Parts of the exercise:
1. Summarize the glider mission passage below in two sentences.
2. Answer these questions about the glider mission passage below, one line each:
(a) On what date was the glider release time changed?
(b) Which paratroop drop zone did Landing Zone E partly overlap?
(c) What does the abbreviation BUPS stand for?

* START Document section *

A damaged Waco glider on LZ “E”. US National Archives.
The mission had originally been planned for glider release at civil twilight on the evening before the amphibious landings, but to protect the gliders from ground fire the time was changed on May 27 to 04:00 on D-Day, two hours before dawn. The designated destination in France was Landing Zone (LZ) E, an area co-located with and slightly overlapping one of the paratroop drop zones, DZ C. The area was chosen as central to the operations of the division and because a BUPS beacon ("Beacon, Ultra-Portable S-band") was to be in place thereon which the serial commander could guide using the SCR-717 search radars installed in the aircraft of flight leaders.

* END Document section *
* START Collected data *

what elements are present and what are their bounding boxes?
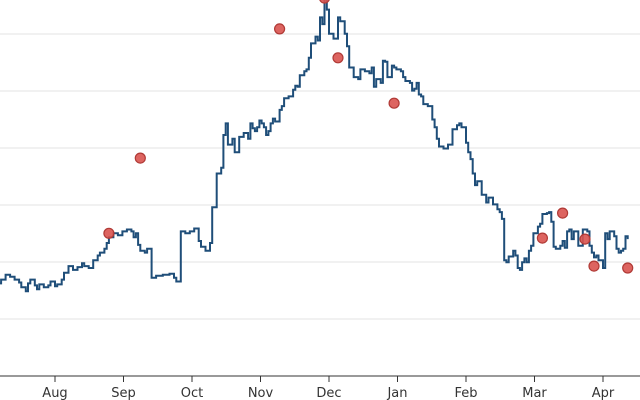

* END Collected data *

Written answers:
1. The mission's glider release, first planned for civil twilight on the evening before the amphibious landings, was changed on May 27 to 04:00 on D-Day, two hours before dawn, to protect the gliders from ground fire. The destination was Landing Zone E in France, which overlapped paratroop drop zone DZ C and was chosen because it was central to the division's operations and was to hold a BUPS beacon that the serial commander could guide by with the SCR-717 search radars in the flight leaders' aircraft.

2.
(a) May 27
(b) DZ C
(c) Beacon, Ultra-Portable S-band